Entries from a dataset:
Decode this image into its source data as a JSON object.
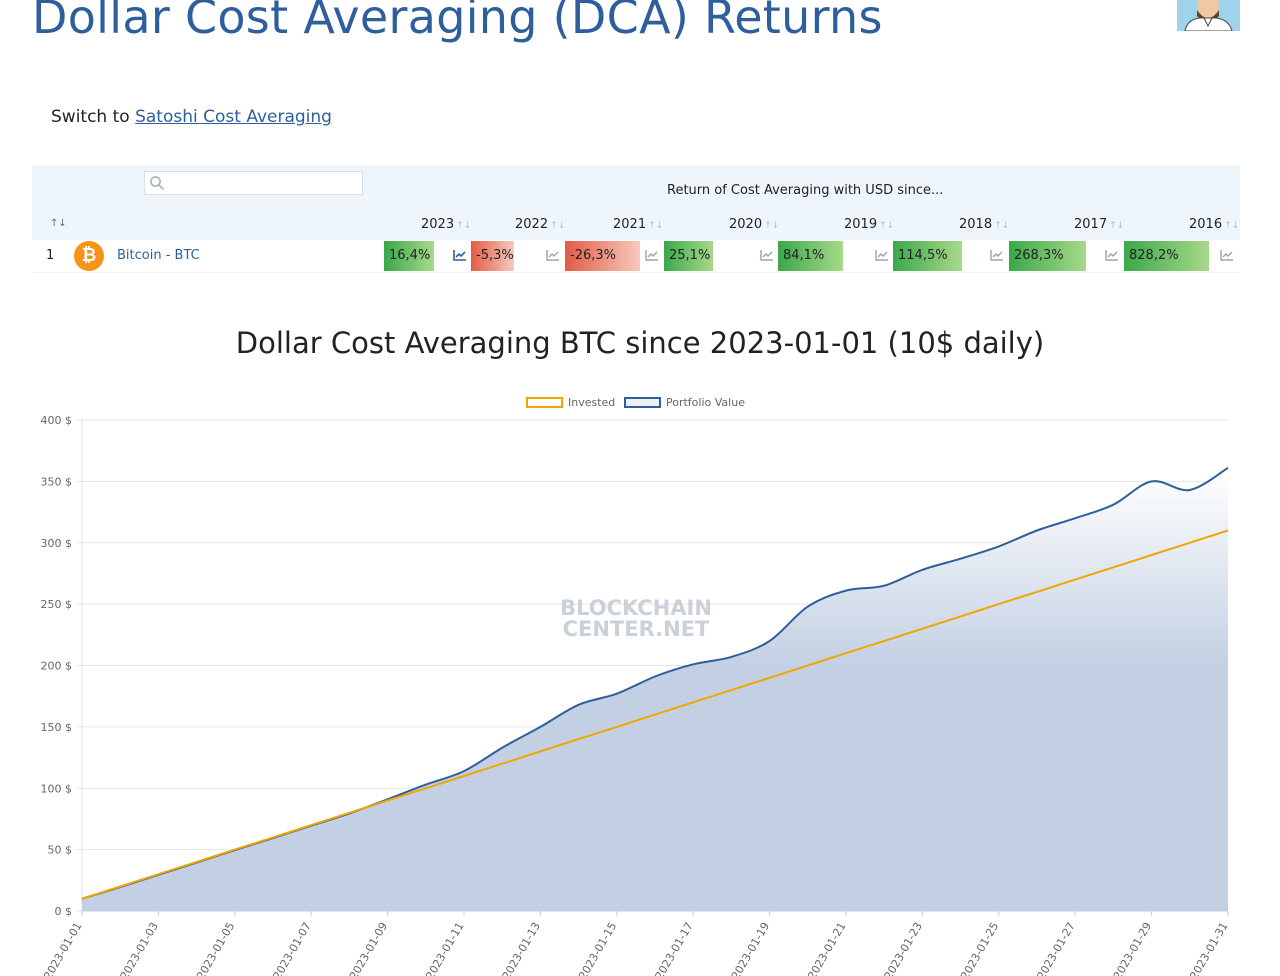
{
  "header": {
    "title": "Dollar Cost Averaging (DCA) Returns"
  },
  "switch": {
    "prefix": "Switch to",
    "link": "Satoshi Cost Averaging"
  },
  "table": {
    "search_value": "",
    "caption": "Return of Cost Averaging with USD since...",
    "rank_sort": "↑↓",
    "years": [
      "2023",
      "2022",
      "2021",
      "2020",
      "2019",
      "2018",
      "2017",
      "2016"
    ],
    "sort_arrows": "↑↓",
    "row": {
      "rank": "1",
      "coin_symbol": "₿",
      "name": "Bitcoin - BTC",
      "returns": [
        "16,4%",
        "-5,3%",
        "-26,3%",
        "25,1%",
        "84,1%",
        "114,5%",
        "268,3%",
        "828,2%"
      ],
      "return_values": [
        16.4,
        -5.3,
        -26.3,
        25.1,
        84.1,
        114.5,
        268.3,
        828.2
      ],
      "positive_color": "#3aa84a",
      "negative_color": "#e35b45"
    }
  },
  "chart_data": {
    "type": "line",
    "title": "Dollar Cost Averaging BTC since 2023-01-01 (10$ daily)",
    "watermark": [
      "BLOCKCHAIN",
      "CENTER.NET"
    ],
    "x": [
      "2023-01-01",
      "2023-01-02",
      "2023-01-03",
      "2023-01-04",
      "2023-01-05",
      "2023-01-06",
      "2023-01-07",
      "2023-01-08",
      "2023-01-09",
      "2023-01-10",
      "2023-01-11",
      "2023-01-12",
      "2023-01-13",
      "2023-01-14",
      "2023-01-15",
      "2023-01-16",
      "2023-01-17",
      "2023-01-18",
      "2023-01-19",
      "2023-01-20",
      "2023-01-21",
      "2023-01-22",
      "2023-01-23",
      "2023-01-24",
      "2023-01-25",
      "2023-01-26",
      "2023-01-27",
      "2023-01-28",
      "2023-01-29",
      "2023-01-30",
      "2023-01-31"
    ],
    "xticks": [
      "2023-01-01",
      "2023-01-03",
      "2023-01-05",
      "2023-01-07",
      "2023-01-09",
      "2023-01-11",
      "2023-01-13",
      "2023-01-15",
      "2023-01-17",
      "2023-01-19",
      "2023-01-21",
      "2023-01-23",
      "2023-01-25",
      "2023-01-27",
      "2023-01-29",
      "2023-01-31"
    ],
    "series": [
      {
        "name": "Invested",
        "color": "#f0a500",
        "values": [
          10,
          20,
          30,
          40,
          50,
          60,
          70,
          80,
          90,
          100,
          110,
          120,
          130,
          140,
          150,
          160,
          170,
          180,
          190,
          200,
          210,
          220,
          230,
          240,
          250,
          260,
          270,
          280,
          290,
          300,
          310
        ]
      },
      {
        "name": "Portfolio Value",
        "color": "#2e5f9c",
        "fill": "#c3d0e3",
        "values": [
          10,
          19.5,
          29.5,
          39.5,
          49.5,
          59.5,
          69.5,
          79.5,
          91,
          103,
          114,
          133,
          150,
          168,
          177,
          191,
          201,
          207,
          220,
          248,
          261,
          265,
          278,
          287,
          297,
          310,
          320,
          331,
          350,
          343,
          361
        ]
      }
    ],
    "ylim": [
      0,
      400
    ],
    "yticks": [
      0,
      50,
      100,
      150,
      200,
      250,
      300,
      350,
      400
    ],
    "ytick_labels": [
      "0 $",
      "50 $",
      "100 $",
      "150 $",
      "200 $",
      "250 $",
      "300 $",
      "350 $",
      "400 $"
    ],
    "grid": true,
    "legend_position": "top-center"
  }
}
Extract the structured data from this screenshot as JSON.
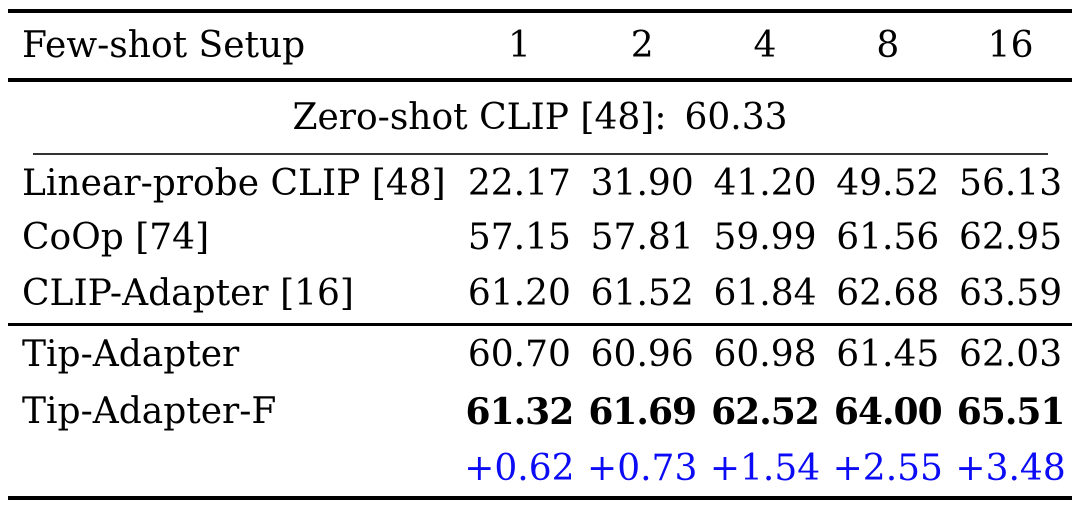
{
  "table": {
    "header": {
      "label": "Few-shot Setup",
      "shots": [
        "1",
        "2",
        "4",
        "8",
        "16"
      ]
    },
    "zero_shot": {
      "label": "Zero-shot CLIP [48]:",
      "value": "60.33"
    },
    "baselines": [
      {
        "method": "Linear-probe CLIP [48]",
        "values": [
          "22.17",
          "31.90",
          "41.20",
          "49.52",
          "56.13"
        ]
      },
      {
        "method": "CoOp [74]",
        "values": [
          "57.15",
          "57.81",
          "59.99",
          "61.56",
          "62.95"
        ]
      },
      {
        "method": "CLIP-Adapter [16]",
        "values": [
          "61.20",
          "61.52",
          "61.84",
          "62.68",
          "63.59"
        ]
      }
    ],
    "ours": [
      {
        "method": "Tip-Adapter",
        "bold": false,
        "values": [
          "60.70",
          "60.96",
          "60.98",
          "61.45",
          "62.03"
        ]
      },
      {
        "method": "Tip-Adapter-F",
        "bold": true,
        "values": [
          "61.32",
          "61.69",
          "62.52",
          "64.00",
          "65.51"
        ]
      }
    ],
    "gains": {
      "values": [
        "+0.62",
        "+0.73",
        "+1.54",
        "+2.55",
        "+3.48"
      ]
    },
    "colors": {
      "text": "#000000",
      "gain_blue": "#0b0bf5",
      "rule_heavy": "#000000",
      "rule_thin": "#333333"
    }
  }
}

- What you will do -
Tally the lines above that contain the word "method", and reply with only the number.

- Reply -
5